Region annotation records:
⁂

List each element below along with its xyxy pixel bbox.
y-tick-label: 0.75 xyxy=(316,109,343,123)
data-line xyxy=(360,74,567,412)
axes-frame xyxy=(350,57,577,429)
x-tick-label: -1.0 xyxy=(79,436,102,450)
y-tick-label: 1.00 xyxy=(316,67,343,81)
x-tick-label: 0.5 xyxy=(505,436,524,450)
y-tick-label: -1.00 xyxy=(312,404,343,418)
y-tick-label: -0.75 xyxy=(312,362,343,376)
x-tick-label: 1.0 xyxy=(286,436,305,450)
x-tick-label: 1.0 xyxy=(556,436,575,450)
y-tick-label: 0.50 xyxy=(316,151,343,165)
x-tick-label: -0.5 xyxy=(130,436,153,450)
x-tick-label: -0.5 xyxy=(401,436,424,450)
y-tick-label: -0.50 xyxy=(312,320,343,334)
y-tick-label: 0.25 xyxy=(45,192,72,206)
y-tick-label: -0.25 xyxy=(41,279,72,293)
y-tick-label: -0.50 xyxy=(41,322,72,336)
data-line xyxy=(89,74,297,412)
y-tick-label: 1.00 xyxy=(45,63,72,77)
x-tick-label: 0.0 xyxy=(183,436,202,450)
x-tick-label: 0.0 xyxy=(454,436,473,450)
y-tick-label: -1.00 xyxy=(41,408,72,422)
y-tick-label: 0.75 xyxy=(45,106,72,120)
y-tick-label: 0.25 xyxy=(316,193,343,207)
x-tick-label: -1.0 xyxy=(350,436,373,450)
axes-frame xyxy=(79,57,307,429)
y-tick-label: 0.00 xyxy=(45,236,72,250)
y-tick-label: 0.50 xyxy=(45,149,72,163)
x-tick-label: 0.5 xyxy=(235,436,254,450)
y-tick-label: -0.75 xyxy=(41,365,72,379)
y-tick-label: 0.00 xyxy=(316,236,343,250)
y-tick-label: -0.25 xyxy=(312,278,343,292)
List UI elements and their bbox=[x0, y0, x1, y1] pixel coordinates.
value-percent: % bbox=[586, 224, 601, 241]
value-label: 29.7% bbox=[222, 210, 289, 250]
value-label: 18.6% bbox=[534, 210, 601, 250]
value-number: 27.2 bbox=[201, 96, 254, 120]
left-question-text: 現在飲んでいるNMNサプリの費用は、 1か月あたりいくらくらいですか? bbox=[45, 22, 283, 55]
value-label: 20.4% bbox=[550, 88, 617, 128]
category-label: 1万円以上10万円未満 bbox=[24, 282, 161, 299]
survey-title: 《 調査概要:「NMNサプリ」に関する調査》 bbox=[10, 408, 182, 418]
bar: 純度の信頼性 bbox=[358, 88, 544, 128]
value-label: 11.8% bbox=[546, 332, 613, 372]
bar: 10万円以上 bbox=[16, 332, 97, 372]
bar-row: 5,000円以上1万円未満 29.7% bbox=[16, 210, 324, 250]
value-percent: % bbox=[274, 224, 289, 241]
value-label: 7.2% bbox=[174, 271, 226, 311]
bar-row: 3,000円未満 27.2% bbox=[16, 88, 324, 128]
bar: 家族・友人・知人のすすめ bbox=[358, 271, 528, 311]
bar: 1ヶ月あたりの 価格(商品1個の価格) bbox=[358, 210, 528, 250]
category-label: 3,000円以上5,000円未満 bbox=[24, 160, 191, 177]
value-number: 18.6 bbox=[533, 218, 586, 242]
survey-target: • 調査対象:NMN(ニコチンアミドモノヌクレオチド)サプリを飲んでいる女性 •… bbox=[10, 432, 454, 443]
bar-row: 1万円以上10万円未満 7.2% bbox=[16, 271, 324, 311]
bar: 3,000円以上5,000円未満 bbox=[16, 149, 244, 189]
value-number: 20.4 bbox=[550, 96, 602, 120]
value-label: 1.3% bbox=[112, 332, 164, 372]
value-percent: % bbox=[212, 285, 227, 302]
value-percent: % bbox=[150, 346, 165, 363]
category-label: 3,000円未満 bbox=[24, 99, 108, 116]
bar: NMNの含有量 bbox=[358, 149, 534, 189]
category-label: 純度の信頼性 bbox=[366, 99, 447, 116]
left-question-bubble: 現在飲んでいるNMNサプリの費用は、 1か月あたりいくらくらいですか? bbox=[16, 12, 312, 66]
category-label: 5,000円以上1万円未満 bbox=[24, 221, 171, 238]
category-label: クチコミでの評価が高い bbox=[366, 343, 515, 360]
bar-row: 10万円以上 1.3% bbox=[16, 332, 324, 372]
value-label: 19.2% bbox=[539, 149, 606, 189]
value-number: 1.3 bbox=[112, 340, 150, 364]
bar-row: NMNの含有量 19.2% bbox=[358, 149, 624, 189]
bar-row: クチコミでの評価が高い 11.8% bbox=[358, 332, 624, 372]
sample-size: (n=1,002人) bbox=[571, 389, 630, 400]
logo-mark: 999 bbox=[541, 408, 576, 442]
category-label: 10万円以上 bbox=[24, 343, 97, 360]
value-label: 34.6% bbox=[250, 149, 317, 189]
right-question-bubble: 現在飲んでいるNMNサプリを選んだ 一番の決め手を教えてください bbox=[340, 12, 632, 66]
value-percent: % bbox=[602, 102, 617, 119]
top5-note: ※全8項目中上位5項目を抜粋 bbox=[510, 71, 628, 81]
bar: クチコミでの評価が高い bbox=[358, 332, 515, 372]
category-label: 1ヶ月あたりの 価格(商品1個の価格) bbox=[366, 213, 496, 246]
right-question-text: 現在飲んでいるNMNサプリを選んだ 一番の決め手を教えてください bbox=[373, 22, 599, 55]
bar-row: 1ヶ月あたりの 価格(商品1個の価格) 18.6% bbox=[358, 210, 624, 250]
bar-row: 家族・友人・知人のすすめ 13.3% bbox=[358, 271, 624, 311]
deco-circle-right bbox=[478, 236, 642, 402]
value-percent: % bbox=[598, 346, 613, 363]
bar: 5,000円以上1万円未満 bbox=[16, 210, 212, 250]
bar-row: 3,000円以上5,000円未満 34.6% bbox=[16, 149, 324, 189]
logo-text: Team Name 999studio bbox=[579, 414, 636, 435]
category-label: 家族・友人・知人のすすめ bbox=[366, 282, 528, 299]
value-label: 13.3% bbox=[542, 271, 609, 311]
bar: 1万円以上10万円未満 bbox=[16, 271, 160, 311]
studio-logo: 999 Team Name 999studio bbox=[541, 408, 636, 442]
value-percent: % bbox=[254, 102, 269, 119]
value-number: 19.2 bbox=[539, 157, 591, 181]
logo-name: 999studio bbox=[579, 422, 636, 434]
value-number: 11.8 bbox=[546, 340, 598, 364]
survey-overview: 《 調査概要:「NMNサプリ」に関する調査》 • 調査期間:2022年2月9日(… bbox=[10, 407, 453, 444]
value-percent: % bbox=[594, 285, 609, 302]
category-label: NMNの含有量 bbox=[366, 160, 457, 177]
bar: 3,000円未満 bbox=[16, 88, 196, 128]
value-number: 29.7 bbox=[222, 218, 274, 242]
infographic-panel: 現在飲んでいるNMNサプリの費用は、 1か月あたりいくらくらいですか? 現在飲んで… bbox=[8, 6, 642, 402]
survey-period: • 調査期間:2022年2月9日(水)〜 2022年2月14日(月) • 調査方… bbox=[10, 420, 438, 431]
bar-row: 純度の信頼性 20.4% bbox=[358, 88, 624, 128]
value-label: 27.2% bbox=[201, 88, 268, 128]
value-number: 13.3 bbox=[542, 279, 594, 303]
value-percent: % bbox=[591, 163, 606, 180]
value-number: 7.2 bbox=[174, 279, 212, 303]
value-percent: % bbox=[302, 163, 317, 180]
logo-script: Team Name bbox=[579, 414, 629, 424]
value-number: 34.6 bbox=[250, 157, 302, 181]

⁂

▶ [What needs to be done]
Please update the listing above by changing every "axes-frame" to "plot-frame", leaving all else unchanged.

▶ [Answer to the task]
List each element below along with its xyxy pixel bbox.
y-tick-label: 0.75 xyxy=(316,109,343,123)
data-line xyxy=(360,74,567,412)
plot-frame xyxy=(350,57,577,429)
x-tick-label: -1.0 xyxy=(79,436,102,450)
y-tick-label: 1.00 xyxy=(316,67,343,81)
x-tick-label: 0.5 xyxy=(505,436,524,450)
y-tick-label: -1.00 xyxy=(312,404,343,418)
y-tick-label: -0.75 xyxy=(312,362,343,376)
x-tick-label: 1.0 xyxy=(286,436,305,450)
x-tick-label: 1.0 xyxy=(556,436,575,450)
y-tick-label: 0.50 xyxy=(316,151,343,165)
x-tick-label: -0.5 xyxy=(130,436,153,450)
x-tick-label: -0.5 xyxy=(401,436,424,450)
y-tick-label: -0.50 xyxy=(312,320,343,334)
y-tick-label: 0.25 xyxy=(45,192,72,206)
y-tick-label: -0.25 xyxy=(41,279,72,293)
y-tick-label: -0.50 xyxy=(41,322,72,336)
data-line xyxy=(89,74,297,412)
y-tick-label: 1.00 xyxy=(45,63,72,77)
x-tick-label: 0.0 xyxy=(183,436,202,450)
x-tick-label: 0.0 xyxy=(454,436,473,450)
y-tick-label: -1.00 xyxy=(41,408,72,422)
y-tick-label: 0.75 xyxy=(45,106,72,120)
y-tick-label: 0.25 xyxy=(316,193,343,207)
x-tick-label: -1.0 xyxy=(350,436,373,450)
plot-frame xyxy=(79,57,307,429)
y-tick-label: 0.00 xyxy=(45,236,72,250)
y-tick-label: 0.50 xyxy=(45,149,72,163)
x-tick-label: 0.5 xyxy=(235,436,254,450)
y-tick-label: -0.75 xyxy=(41,365,72,379)
y-tick-label: 0.00 xyxy=(316,236,343,250)
y-tick-label: -0.25 xyxy=(312,278,343,292)
List UI elements and their bbox=[x0, y0, x1, y1] pixel coordinates.
value-percent: % bbox=[586, 224, 601, 241]
value-label: 29.7% bbox=[222, 210, 289, 250]
value-label: 18.6% bbox=[534, 210, 601, 250]
value-number: 27.2 bbox=[201, 96, 254, 120]
left-question-text: 現在飲んでいるNMNサプリの費用は、 1か月あたりいくらくらいですか? bbox=[45, 22, 283, 55]
value-label: 20.4% bbox=[550, 88, 617, 128]
category-label: 1万円以上10万円未満 bbox=[24, 282, 161, 299]
survey-title: 《 調査概要:「NMNサプリ」に関する調査》 bbox=[10, 408, 182, 418]
bar: 純度の信頼性 bbox=[358, 88, 544, 128]
value-label: 11.8% bbox=[546, 332, 613, 372]
bar: 10万円以上 bbox=[16, 332, 97, 372]
bar-row: 5,000円以上1万円未満 29.7% bbox=[16, 210, 324, 250]
value-percent: % bbox=[274, 224, 289, 241]
value-label: 7.2% bbox=[174, 271, 226, 311]
bar-row: 3,000円未満 27.2% bbox=[16, 88, 324, 128]
bar: 家族・友人・知人のすすめ bbox=[358, 271, 528, 311]
bar: 1ヶ月あたりの 価格(商品1個の価格) bbox=[358, 210, 528, 250]
category-label: 3,000円以上5,000円未満 bbox=[24, 160, 191, 177]
value-number: 18.6 bbox=[533, 218, 586, 242]
survey-target: • 調査対象:NMN(ニコチンアミドモノヌクレオチド)サプリを飲んでいる女性 •… bbox=[10, 432, 454, 443]
bar-row: 1万円以上10万円未満 7.2% bbox=[16, 271, 324, 311]
bar: 3,000円以上5,000円未満 bbox=[16, 149, 244, 189]
value-number: 20.4 bbox=[550, 96, 602, 120]
value-label: 1.3% bbox=[112, 332, 164, 372]
value-percent: % bbox=[212, 285, 227, 302]
value-percent: % bbox=[150, 346, 165, 363]
category-label: 3,000円未満 bbox=[24, 99, 108, 116]
bar: NMNの含有量 bbox=[358, 149, 534, 189]
category-label: 純度の信頼性 bbox=[366, 99, 447, 116]
left-question-bubble: 現在飲んでいるNMNサプリの費用は、 1か月あたりいくらくらいですか? bbox=[16, 12, 312, 66]
category-label: 5,000円以上1万円未満 bbox=[24, 221, 171, 238]
category-label: クチコミでの評価が高い bbox=[366, 343, 515, 360]
bar-row: 10万円以上 1.3% bbox=[16, 332, 324, 372]
value-label: 19.2% bbox=[539, 149, 606, 189]
value-number: 1.3 bbox=[112, 340, 150, 364]
bar-row: NMNの含有量 19.2% bbox=[358, 149, 624, 189]
bar-row: クチコミでの評価が高い 11.8% bbox=[358, 332, 624, 372]
sample-size: (n=1,002人) bbox=[571, 389, 630, 400]
logo-mark: 999 bbox=[541, 408, 576, 442]
category-label: 10万円以上 bbox=[24, 343, 97, 360]
value-label: 34.6% bbox=[250, 149, 317, 189]
right-question-bubble: 現在飲んでいるNMNサプリを選んだ 一番の決め手を教えてください bbox=[340, 12, 632, 66]
value-percent: % bbox=[602, 102, 617, 119]
top5-note: ※全8項目中上位5項目を抜粋 bbox=[510, 71, 628, 81]
bar: クチコミでの評価が高い bbox=[358, 332, 515, 372]
category-label: 1ヶ月あたりの 価格(商品1個の価格) bbox=[366, 213, 496, 246]
right-question-text: 現在飲んでいるNMNサプリを選んだ 一番の決め手を教えてください bbox=[373, 22, 599, 55]
bar-row: 1ヶ月あたりの 価格(商品1個の価格) 18.6% bbox=[358, 210, 624, 250]
bar-row: 家族・友人・知人のすすめ 13.3% bbox=[358, 271, 624, 311]
deco-circle-right bbox=[478, 236, 642, 402]
value-percent: % bbox=[598, 346, 613, 363]
bar: 5,000円以上1万円未満 bbox=[16, 210, 212, 250]
bar-row: 3,000円以上5,000円未満 34.6% bbox=[16, 149, 324, 189]
logo-text: Team Name 999studio bbox=[579, 414, 636, 435]
category-label: 家族・友人・知人のすすめ bbox=[366, 282, 528, 299]
value-label: 13.3% bbox=[542, 271, 609, 311]
bar: 1万円以上10万円未満 bbox=[16, 271, 160, 311]
studio-logo: 999 Team Name 999studio bbox=[541, 408, 636, 442]
value-percent: % bbox=[254, 102, 269, 119]
value-number: 19.2 bbox=[539, 157, 591, 181]
logo-name: 999studio bbox=[579, 422, 636, 434]
value-number: 11.8 bbox=[546, 340, 598, 364]
survey-overview: 《 調査概要:「NMNサプリ」に関する調査》 • 調査期間:2022年2月9日(… bbox=[10, 407, 453, 444]
value-percent: % bbox=[594, 285, 609, 302]
category-label: NMNの含有量 bbox=[366, 160, 457, 177]
bar: 3,000円未満 bbox=[16, 88, 196, 128]
value-number: 29.7 bbox=[222, 218, 274, 242]
infographic-panel: 現在飲んでいるNMNサプリの費用は、 1か月あたりいくらくらいですか? 現在飲んで… bbox=[8, 6, 642, 402]
survey-period: • 調査期間:2022年2月9日(水)〜 2022年2月14日(月) • 調査方… bbox=[10, 420, 438, 431]
bar-row: 純度の信頼性 20.4% bbox=[358, 88, 624, 128]
value-label: 27.2% bbox=[201, 88, 268, 128]
value-number: 13.3 bbox=[542, 279, 594, 303]
value-percent: % bbox=[591, 163, 606, 180]
value-number: 7.2 bbox=[174, 279, 212, 303]
value-percent: % bbox=[302, 163, 317, 180]
logo-script: Team Name bbox=[579, 414, 629, 424]
value-number: 34.6 bbox=[250, 157, 302, 181]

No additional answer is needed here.